=== DIRECTION ===
Work out how many lines include "위원장이" and answer with that number only.

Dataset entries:
•••

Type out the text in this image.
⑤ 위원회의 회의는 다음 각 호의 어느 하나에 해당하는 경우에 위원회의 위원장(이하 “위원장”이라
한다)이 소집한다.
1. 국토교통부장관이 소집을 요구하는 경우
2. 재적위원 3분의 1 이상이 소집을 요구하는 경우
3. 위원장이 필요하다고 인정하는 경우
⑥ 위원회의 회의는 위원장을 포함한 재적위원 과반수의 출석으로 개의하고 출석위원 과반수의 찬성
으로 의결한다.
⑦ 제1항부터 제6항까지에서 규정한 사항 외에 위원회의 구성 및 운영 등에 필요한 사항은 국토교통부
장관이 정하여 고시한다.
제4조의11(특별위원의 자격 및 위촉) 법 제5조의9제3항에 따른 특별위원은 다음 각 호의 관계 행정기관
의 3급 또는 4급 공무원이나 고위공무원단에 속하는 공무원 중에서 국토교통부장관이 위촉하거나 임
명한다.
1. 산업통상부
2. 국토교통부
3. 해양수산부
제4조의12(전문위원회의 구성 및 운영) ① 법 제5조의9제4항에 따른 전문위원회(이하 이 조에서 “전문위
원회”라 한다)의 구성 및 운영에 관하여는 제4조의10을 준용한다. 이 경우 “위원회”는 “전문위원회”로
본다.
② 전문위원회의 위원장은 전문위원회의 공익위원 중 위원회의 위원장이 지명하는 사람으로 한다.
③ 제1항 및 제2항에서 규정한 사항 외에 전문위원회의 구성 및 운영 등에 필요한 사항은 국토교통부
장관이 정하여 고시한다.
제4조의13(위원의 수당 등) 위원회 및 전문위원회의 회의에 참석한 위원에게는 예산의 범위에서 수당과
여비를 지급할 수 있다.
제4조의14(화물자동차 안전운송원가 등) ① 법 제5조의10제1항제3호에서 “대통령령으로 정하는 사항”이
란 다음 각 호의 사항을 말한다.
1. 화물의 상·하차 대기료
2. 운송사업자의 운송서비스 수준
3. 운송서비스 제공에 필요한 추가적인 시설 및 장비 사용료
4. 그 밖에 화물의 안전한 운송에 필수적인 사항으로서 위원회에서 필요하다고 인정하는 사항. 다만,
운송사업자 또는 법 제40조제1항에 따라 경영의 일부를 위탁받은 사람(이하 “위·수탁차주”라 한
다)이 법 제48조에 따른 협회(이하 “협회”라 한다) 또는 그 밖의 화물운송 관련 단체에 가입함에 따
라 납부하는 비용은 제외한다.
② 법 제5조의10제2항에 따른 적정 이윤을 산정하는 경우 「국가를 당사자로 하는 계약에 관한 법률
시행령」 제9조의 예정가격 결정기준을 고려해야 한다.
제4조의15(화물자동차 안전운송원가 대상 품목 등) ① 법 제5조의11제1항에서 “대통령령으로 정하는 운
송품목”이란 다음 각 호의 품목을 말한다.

•••

=== SOLUTION FOR THIS EXERCISE ===
2